[Rows from a figure dataset]
-=-=-

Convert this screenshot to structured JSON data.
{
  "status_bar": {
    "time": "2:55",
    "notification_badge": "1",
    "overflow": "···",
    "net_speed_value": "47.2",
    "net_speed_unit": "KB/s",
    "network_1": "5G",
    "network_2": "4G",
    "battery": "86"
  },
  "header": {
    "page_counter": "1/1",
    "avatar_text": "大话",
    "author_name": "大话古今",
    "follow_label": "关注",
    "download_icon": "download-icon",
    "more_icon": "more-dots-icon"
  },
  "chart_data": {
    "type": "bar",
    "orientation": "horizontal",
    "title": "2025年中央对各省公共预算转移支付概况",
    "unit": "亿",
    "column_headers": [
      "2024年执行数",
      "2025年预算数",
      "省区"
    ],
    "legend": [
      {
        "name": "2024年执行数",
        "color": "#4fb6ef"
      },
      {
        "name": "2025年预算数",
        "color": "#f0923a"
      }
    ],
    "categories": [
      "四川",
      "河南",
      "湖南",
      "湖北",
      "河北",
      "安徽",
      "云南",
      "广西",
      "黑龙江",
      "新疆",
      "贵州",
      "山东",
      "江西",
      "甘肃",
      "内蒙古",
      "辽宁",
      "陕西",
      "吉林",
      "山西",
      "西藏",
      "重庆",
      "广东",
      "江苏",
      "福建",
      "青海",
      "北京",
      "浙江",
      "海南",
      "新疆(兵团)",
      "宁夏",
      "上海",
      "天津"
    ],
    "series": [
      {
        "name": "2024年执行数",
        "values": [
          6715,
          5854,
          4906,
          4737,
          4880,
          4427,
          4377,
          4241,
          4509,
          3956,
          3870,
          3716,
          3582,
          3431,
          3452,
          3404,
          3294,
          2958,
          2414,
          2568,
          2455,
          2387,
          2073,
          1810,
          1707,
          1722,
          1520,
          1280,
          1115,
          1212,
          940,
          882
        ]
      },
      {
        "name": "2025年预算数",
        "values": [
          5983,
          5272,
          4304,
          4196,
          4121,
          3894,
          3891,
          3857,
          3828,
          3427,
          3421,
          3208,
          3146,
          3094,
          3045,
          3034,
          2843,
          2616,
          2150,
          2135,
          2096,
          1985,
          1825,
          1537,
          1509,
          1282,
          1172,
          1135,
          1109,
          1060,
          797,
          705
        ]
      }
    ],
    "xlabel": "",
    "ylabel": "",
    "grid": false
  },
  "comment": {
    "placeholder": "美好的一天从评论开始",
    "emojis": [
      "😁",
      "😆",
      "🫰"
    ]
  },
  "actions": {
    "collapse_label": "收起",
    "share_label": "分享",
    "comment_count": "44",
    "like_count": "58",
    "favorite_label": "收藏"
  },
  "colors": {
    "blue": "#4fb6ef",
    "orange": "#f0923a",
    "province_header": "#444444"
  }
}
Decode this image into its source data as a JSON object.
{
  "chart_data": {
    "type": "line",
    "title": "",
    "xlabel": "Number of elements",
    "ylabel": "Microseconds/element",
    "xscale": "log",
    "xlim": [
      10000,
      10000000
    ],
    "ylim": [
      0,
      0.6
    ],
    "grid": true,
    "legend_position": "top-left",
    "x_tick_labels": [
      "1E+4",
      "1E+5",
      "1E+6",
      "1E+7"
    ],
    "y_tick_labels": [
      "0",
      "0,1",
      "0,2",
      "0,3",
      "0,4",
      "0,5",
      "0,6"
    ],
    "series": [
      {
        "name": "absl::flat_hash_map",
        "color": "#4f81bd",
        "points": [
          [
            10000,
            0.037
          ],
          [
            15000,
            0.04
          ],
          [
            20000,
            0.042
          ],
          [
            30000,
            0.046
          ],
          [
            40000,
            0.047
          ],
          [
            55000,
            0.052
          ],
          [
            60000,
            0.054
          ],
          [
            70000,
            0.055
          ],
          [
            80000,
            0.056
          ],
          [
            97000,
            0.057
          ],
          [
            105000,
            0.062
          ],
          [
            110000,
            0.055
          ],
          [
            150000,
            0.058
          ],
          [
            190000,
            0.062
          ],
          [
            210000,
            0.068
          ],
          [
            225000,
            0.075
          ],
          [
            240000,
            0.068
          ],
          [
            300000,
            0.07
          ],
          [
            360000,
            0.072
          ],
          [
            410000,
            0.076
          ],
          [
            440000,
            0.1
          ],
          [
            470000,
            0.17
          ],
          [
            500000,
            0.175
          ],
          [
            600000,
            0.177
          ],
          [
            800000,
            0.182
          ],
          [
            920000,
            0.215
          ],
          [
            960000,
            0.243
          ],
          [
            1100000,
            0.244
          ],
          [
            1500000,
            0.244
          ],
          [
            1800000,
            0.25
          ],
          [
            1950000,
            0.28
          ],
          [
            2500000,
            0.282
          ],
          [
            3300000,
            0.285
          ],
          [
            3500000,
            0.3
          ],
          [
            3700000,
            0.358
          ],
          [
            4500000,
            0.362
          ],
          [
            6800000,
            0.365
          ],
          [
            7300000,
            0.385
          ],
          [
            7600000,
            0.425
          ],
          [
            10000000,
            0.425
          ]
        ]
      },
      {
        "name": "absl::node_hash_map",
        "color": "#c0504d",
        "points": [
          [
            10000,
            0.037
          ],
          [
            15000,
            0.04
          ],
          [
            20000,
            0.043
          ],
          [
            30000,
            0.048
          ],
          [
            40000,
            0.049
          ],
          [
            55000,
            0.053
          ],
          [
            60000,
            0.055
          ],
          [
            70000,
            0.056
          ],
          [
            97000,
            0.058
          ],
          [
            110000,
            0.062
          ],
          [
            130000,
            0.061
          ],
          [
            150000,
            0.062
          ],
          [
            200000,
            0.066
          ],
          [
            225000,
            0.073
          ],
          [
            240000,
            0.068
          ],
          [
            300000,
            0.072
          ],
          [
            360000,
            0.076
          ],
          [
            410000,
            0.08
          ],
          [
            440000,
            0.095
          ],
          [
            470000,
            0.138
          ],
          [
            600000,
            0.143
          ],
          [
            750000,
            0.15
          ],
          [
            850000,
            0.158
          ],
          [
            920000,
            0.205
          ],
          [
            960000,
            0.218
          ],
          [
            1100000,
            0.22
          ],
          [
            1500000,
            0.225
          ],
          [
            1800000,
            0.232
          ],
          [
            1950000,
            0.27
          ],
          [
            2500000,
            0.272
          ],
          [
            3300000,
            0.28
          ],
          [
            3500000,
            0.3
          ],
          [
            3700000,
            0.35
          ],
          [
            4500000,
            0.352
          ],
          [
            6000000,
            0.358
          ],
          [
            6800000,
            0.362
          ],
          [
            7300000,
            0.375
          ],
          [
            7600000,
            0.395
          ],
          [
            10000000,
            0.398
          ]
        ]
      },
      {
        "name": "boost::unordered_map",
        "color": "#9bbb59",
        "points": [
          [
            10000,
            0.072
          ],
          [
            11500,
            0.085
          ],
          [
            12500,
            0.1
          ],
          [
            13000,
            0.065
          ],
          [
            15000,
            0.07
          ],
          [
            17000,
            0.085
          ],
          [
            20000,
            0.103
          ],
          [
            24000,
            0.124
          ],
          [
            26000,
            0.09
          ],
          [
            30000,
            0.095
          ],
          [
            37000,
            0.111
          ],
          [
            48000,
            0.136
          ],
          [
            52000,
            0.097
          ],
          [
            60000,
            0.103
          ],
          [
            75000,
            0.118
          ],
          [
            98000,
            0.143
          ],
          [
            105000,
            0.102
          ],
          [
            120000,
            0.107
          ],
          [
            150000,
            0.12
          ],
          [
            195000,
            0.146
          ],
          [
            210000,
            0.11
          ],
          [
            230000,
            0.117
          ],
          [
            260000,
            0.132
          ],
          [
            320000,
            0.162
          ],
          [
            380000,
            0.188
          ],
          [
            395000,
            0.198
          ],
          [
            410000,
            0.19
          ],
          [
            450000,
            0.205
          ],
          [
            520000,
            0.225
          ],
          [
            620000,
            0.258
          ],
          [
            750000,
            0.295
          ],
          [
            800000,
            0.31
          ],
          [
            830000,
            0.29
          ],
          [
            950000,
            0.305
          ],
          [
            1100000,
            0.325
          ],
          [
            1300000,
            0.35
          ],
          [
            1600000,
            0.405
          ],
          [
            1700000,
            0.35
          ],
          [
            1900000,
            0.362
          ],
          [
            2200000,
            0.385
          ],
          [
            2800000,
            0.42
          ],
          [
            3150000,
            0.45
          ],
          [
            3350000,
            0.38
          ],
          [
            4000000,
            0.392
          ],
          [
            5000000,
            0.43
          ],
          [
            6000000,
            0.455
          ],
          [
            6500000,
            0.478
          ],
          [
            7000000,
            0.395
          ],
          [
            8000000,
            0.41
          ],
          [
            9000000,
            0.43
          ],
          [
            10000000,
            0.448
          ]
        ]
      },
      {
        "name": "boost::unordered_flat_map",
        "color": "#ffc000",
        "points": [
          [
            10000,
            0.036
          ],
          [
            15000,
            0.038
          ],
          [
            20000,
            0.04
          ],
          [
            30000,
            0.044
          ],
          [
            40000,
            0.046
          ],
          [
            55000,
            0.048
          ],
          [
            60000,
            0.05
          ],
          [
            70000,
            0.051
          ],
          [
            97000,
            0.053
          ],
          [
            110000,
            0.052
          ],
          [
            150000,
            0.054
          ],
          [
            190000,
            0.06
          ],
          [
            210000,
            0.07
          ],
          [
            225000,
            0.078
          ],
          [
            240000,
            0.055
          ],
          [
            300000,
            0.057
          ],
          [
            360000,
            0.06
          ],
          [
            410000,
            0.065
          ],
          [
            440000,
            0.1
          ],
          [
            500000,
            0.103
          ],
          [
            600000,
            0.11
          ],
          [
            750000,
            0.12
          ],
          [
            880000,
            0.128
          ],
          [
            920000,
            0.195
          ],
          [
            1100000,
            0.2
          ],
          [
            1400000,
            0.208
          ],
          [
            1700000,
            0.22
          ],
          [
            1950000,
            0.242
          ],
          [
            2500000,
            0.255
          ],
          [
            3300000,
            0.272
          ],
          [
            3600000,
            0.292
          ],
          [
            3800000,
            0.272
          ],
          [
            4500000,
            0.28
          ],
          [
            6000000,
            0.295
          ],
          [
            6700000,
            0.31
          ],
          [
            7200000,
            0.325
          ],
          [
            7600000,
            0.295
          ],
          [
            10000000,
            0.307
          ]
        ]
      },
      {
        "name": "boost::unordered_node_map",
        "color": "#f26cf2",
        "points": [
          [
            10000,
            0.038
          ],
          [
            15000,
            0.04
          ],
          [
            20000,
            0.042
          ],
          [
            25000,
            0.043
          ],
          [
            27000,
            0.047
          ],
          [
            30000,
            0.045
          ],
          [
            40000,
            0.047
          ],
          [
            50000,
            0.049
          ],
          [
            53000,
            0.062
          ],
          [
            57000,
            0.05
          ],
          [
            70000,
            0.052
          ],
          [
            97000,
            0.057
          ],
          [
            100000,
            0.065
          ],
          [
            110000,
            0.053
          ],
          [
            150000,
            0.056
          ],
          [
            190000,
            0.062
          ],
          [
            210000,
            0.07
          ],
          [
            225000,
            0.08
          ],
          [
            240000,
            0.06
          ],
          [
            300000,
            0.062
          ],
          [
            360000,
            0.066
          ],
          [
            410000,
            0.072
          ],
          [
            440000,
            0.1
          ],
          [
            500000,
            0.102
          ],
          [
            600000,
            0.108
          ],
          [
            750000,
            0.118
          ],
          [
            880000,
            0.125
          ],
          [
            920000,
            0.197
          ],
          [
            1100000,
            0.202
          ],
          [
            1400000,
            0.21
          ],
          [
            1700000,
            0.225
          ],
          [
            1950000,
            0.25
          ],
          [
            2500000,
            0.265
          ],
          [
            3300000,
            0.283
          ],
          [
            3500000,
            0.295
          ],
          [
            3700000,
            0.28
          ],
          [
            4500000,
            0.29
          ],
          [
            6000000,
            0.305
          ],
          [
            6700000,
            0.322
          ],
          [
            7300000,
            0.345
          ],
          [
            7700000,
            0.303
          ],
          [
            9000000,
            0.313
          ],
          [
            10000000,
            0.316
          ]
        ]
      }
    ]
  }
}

-=-=-

Pick out the lines containing the string "absl".

*SOLVED EXERCISE*
        "name": "absl::flat_hash_map",
        "name": "absl::node_hash_map",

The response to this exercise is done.